MATERIAL:
# # #

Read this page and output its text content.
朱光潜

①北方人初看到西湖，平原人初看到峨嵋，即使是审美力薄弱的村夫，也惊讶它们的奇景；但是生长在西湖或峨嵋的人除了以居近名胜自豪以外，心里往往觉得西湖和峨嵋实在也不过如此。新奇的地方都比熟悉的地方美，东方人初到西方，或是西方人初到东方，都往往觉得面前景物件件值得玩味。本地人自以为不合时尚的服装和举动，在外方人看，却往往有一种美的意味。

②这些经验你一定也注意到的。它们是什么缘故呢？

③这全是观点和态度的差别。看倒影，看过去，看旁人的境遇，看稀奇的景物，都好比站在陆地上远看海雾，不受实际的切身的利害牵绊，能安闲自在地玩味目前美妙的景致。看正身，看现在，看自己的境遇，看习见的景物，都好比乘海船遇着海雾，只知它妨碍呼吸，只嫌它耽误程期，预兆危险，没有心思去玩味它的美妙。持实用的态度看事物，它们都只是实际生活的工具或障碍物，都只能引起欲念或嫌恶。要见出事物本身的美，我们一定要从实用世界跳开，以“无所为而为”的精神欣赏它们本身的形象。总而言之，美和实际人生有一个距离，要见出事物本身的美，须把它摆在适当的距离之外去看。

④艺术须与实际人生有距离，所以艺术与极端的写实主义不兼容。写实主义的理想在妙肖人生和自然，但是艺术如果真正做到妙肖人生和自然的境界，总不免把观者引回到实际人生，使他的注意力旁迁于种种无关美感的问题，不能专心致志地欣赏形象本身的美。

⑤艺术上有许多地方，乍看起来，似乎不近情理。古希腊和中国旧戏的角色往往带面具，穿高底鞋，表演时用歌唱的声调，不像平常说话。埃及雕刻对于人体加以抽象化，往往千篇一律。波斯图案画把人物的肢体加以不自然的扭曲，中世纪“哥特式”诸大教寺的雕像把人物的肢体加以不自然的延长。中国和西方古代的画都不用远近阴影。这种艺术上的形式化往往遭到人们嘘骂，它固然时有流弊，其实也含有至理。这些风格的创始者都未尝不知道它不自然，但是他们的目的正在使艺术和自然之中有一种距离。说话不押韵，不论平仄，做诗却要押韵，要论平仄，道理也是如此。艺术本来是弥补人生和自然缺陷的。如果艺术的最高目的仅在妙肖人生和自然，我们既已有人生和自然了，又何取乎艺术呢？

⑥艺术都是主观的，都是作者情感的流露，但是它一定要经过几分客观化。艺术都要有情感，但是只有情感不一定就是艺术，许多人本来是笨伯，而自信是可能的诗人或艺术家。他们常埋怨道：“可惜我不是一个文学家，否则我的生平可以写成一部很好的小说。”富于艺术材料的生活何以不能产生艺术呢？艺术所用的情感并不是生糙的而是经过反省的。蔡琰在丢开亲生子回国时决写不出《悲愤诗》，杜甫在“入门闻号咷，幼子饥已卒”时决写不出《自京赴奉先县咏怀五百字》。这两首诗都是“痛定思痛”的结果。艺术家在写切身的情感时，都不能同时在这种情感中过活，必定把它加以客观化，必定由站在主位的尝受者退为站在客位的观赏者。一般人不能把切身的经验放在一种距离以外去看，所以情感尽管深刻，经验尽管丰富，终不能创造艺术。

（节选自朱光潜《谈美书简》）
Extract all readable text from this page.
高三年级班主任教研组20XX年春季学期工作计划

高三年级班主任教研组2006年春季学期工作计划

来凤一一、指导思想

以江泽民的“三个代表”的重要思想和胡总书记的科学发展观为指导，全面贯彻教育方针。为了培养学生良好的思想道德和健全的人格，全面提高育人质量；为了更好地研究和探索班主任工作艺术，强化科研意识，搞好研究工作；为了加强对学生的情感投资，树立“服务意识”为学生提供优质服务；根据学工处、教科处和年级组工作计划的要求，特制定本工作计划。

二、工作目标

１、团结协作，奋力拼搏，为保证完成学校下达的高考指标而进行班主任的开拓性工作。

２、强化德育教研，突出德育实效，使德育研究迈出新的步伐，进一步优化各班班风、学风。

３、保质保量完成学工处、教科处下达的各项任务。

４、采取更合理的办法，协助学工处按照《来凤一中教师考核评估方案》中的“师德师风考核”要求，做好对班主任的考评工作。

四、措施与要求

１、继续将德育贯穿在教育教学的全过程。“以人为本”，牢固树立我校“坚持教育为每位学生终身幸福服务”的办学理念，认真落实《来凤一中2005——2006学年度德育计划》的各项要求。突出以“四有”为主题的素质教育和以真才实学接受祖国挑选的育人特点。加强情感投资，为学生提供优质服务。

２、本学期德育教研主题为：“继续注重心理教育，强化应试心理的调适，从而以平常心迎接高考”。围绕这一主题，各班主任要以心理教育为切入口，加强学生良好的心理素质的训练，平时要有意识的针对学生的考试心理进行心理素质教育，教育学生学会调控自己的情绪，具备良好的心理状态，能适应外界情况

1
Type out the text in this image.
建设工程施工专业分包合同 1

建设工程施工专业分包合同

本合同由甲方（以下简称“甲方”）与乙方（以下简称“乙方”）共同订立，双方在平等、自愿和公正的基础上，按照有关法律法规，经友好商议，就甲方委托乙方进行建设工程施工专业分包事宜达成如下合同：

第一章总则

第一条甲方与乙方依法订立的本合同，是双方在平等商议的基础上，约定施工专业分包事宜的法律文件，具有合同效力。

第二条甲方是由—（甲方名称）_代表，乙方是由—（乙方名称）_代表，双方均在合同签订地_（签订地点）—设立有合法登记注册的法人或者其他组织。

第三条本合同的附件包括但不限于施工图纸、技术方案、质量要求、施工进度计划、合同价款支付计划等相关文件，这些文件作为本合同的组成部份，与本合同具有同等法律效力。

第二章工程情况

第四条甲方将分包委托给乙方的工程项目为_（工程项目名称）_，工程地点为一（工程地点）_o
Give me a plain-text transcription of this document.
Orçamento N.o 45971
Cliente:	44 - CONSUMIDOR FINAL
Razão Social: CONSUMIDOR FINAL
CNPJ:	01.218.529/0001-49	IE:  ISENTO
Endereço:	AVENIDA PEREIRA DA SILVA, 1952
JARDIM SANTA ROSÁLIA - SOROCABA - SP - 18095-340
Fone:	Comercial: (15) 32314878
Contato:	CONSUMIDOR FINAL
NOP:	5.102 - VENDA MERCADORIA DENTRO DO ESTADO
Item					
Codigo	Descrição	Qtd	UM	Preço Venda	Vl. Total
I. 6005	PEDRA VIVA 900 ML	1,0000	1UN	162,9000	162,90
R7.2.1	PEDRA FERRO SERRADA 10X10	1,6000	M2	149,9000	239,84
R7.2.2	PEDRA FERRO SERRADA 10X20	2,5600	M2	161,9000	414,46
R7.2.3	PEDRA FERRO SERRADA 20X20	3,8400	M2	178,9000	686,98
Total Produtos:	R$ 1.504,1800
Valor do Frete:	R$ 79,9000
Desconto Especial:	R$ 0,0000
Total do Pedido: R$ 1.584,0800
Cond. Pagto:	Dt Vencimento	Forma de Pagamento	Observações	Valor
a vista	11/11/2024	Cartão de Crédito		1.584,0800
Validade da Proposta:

# # #

OBJECTIVE: Look through the entries above for the word "PEDRA". Copy every line where it shows up.

RESULT BELOW:
I. 6005	PEDRA VIVA 900 ML	1,0000	1UN	162,9000	162,90
R7.2.1	PEDRA FERRO SERRADA 10X10	1,6000	M2	149,9000	239,84
R7.2.2	PEDRA FERRO SERRADA 10X20	2,5600	M2	161,9000	414,46
R7.2.3	PEDRA FERRO SERRADA 20X20	3,8400	M2	178,9000	686,98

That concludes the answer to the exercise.